Exercise task
Identify all lines in the data containing the string "label". Copy them out.
• • • • •
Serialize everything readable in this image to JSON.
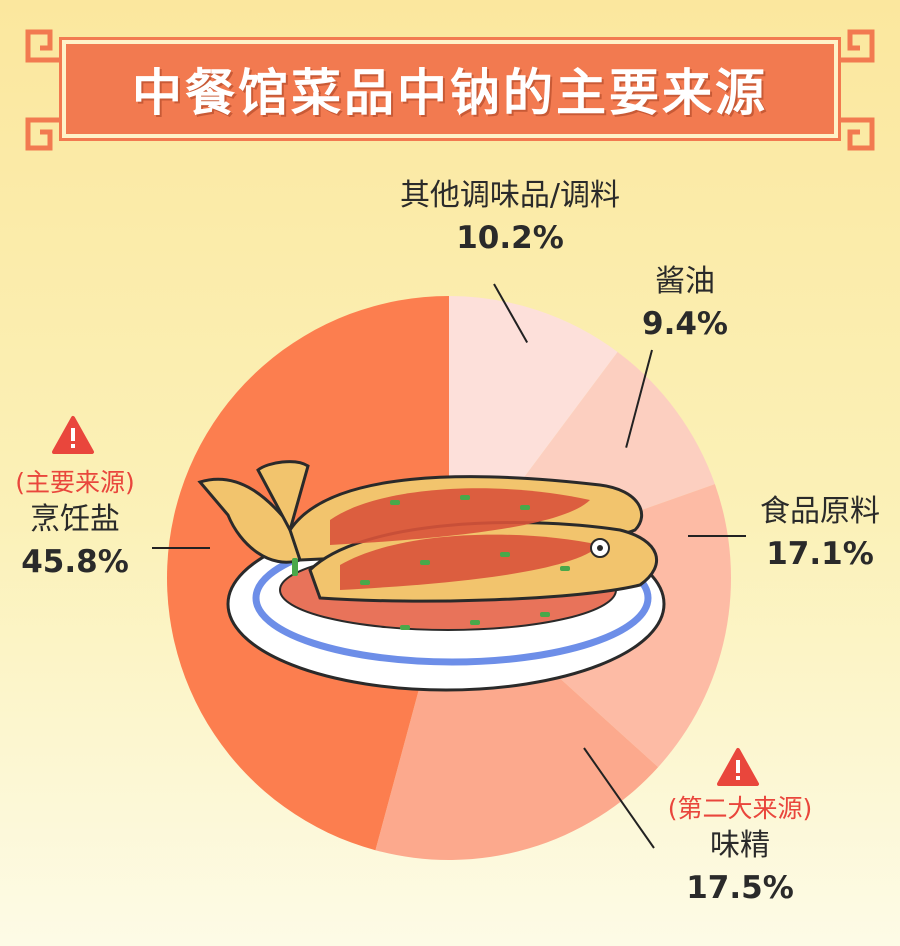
{
  "title": "中餐馆菜品中钠的主要来源",
  "chart_data": {
    "type": "pie",
    "slices": [
      {
        "label": "其他调味品/调料",
        "value": 10.2,
        "display": "10.2%",
        "color": "#fde0da"
      },
      {
        "label": "酱油",
        "value": 9.4,
        "display": "9.4%",
        "color": "#fccfc0"
      },
      {
        "label": "食品原料",
        "value": 17.1,
        "display": "17.1%",
        "color": "#fdbba5"
      },
      {
        "label": "味精",
        "value": 17.5,
        "display": "17.5%",
        "color": "#fca98d",
        "tag": "(第二大来源)"
      },
      {
        "label": "烹饪盐",
        "value": 45.8,
        "display": "45.8%",
        "color": "#fc7e4f",
        "tag": "(主要来源)"
      }
    ]
  },
  "icons": {
    "warning": "warning-triangle-icon",
    "illustration": "braised-fish-plate-icon",
    "corner": "chinese-fret-corner-icon"
  },
  "colors": {
    "banner": "#f27a50",
    "warning": "#e9463c",
    "accent_line": "#222222"
  }
}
• • • • •
Finished exercise
        "label": "其他调味品/调料",
        "label": "酱油",
        "label": "食品原料",
        "label": "味精",
        "label": "烹饪盐",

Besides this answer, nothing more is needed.